Only the lines holding the string "with" are needed. Copy each one.

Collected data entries
= = = = = = =
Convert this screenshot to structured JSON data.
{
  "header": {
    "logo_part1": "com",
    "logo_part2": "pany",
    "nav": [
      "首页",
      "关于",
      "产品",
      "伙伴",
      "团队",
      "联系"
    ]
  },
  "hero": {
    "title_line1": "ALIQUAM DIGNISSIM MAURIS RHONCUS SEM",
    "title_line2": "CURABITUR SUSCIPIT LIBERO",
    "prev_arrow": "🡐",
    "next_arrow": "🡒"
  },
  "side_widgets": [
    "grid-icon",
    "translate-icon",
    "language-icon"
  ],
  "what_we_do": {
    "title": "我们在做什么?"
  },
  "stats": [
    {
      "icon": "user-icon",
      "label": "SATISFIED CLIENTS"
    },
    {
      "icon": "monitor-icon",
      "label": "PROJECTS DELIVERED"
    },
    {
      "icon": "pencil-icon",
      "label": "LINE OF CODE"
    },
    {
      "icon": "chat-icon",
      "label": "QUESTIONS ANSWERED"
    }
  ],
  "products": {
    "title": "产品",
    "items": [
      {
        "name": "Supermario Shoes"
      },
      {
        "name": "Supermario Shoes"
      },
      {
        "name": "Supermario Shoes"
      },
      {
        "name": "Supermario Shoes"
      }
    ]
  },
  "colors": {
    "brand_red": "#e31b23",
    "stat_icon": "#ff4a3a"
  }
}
= = = = = = =
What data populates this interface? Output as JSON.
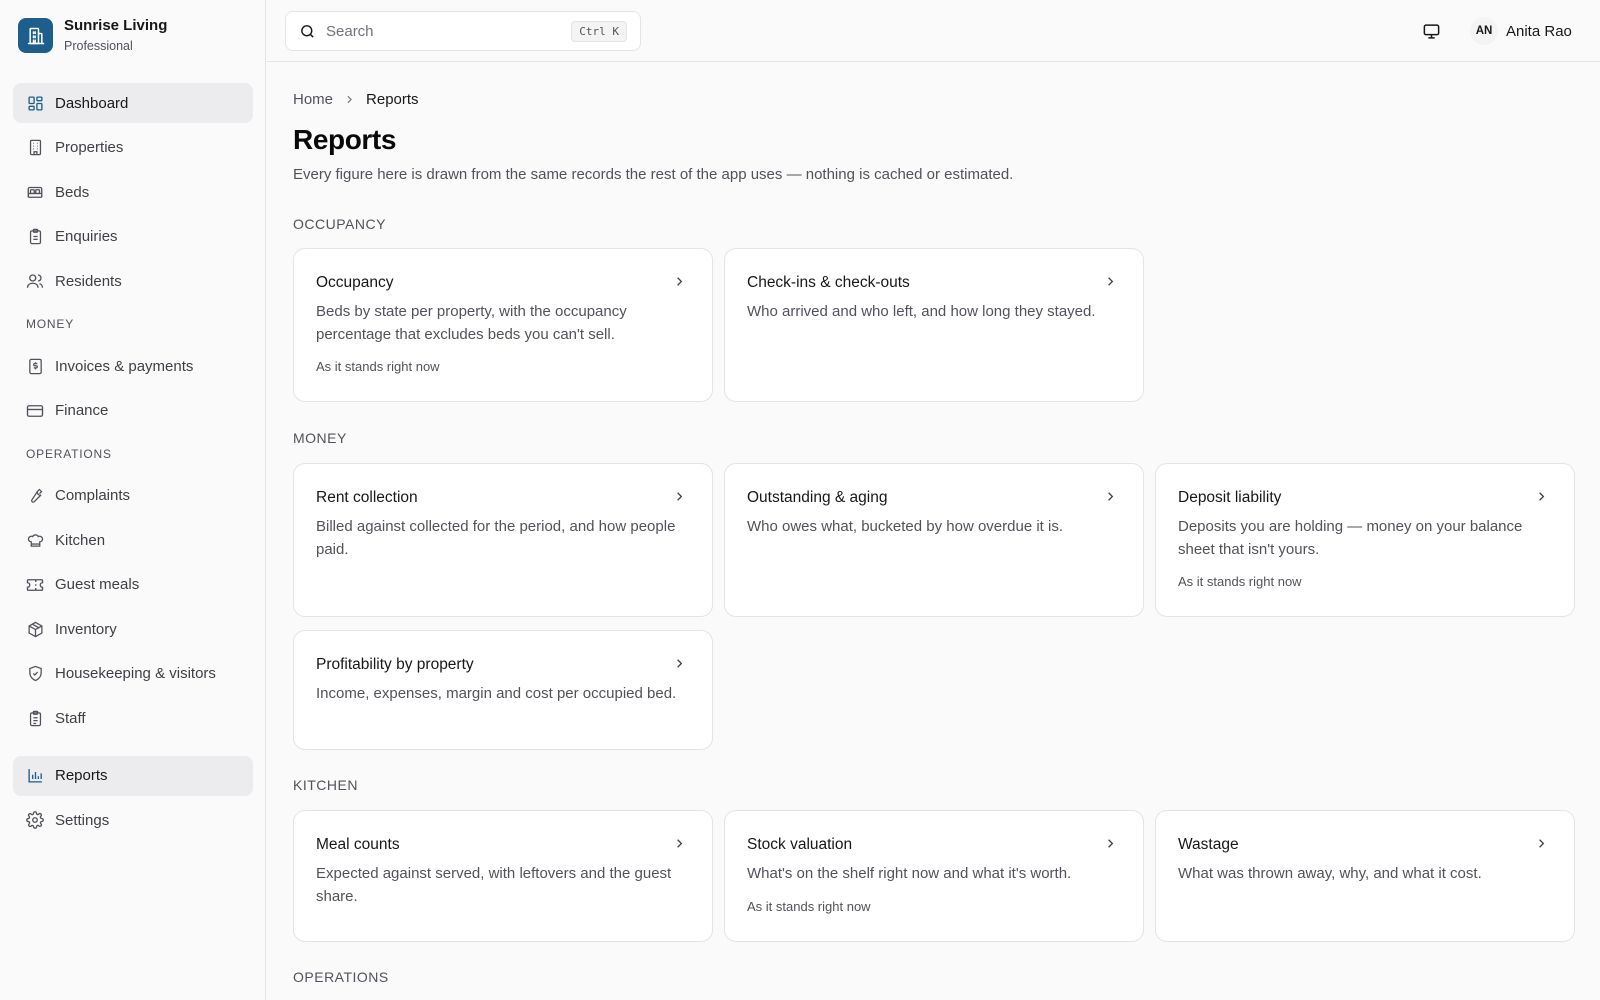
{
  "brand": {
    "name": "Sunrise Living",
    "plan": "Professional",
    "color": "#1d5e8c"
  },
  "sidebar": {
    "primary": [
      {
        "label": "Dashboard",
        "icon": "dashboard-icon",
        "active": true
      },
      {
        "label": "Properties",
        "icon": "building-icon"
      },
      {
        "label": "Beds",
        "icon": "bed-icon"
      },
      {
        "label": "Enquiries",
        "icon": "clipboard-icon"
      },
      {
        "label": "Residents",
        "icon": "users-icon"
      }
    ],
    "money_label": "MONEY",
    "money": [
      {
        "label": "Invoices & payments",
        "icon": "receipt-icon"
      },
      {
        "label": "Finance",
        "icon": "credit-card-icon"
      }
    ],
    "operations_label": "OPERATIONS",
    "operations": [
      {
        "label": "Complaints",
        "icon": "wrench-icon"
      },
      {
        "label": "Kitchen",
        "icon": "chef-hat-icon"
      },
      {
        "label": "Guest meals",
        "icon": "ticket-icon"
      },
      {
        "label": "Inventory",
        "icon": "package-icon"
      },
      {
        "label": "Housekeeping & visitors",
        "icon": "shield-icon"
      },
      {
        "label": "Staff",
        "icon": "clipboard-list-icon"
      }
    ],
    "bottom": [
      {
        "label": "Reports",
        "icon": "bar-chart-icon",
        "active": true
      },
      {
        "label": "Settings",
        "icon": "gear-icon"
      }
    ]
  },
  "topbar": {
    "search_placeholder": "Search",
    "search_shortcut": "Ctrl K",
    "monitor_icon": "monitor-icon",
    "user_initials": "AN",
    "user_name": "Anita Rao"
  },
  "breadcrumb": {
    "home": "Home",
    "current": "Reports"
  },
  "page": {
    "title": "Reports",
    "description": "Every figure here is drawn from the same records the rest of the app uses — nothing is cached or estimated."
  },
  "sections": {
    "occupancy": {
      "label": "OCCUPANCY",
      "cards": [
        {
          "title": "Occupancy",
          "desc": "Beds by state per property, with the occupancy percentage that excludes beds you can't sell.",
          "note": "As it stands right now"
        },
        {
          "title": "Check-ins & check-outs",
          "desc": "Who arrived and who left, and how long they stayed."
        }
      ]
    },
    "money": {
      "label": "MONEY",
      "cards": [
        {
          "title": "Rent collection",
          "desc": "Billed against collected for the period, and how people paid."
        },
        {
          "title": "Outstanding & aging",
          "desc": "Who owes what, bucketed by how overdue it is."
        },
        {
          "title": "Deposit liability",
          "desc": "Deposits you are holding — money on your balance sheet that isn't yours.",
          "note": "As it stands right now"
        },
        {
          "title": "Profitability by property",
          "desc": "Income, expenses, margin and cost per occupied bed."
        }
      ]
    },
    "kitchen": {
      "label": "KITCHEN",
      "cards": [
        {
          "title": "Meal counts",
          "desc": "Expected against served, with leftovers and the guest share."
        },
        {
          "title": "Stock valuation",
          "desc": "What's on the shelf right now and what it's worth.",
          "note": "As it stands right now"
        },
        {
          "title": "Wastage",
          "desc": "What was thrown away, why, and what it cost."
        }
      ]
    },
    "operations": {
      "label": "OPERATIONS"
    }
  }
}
= = = = = = =
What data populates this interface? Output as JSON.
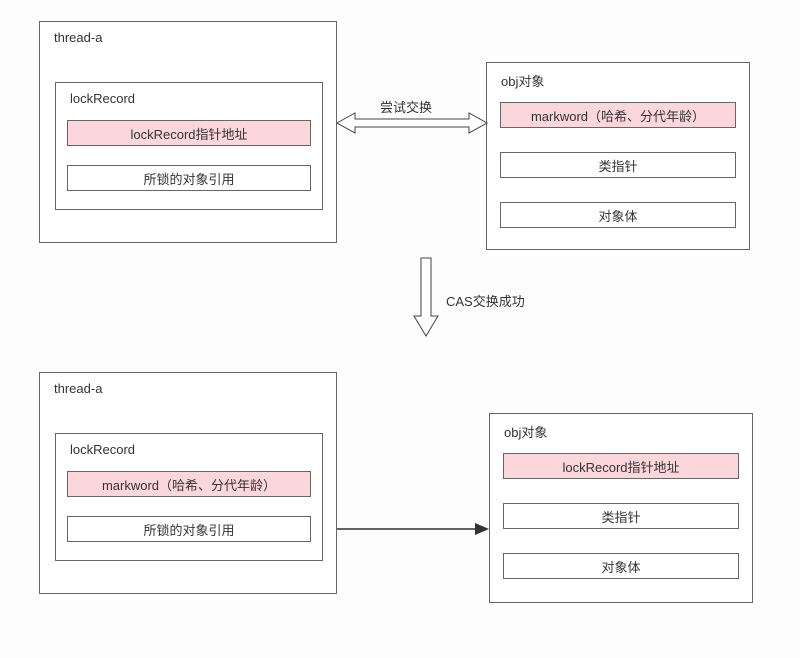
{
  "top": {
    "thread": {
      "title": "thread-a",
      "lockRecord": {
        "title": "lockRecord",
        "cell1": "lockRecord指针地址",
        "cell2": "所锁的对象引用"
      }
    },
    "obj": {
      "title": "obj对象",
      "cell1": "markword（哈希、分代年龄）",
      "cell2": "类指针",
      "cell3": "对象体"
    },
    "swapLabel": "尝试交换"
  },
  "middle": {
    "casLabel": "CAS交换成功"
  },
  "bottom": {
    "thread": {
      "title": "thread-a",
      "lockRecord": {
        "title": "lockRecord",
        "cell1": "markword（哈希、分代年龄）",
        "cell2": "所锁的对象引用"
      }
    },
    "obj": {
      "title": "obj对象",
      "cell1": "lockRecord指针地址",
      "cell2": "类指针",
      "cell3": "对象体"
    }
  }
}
= = = = = = =
The reply:
          "desc": "Beds by state per property, with the occupancy percentage that excludes beds you can't sell.",
          "desc": "Expected against served, with leftovers and the guest share."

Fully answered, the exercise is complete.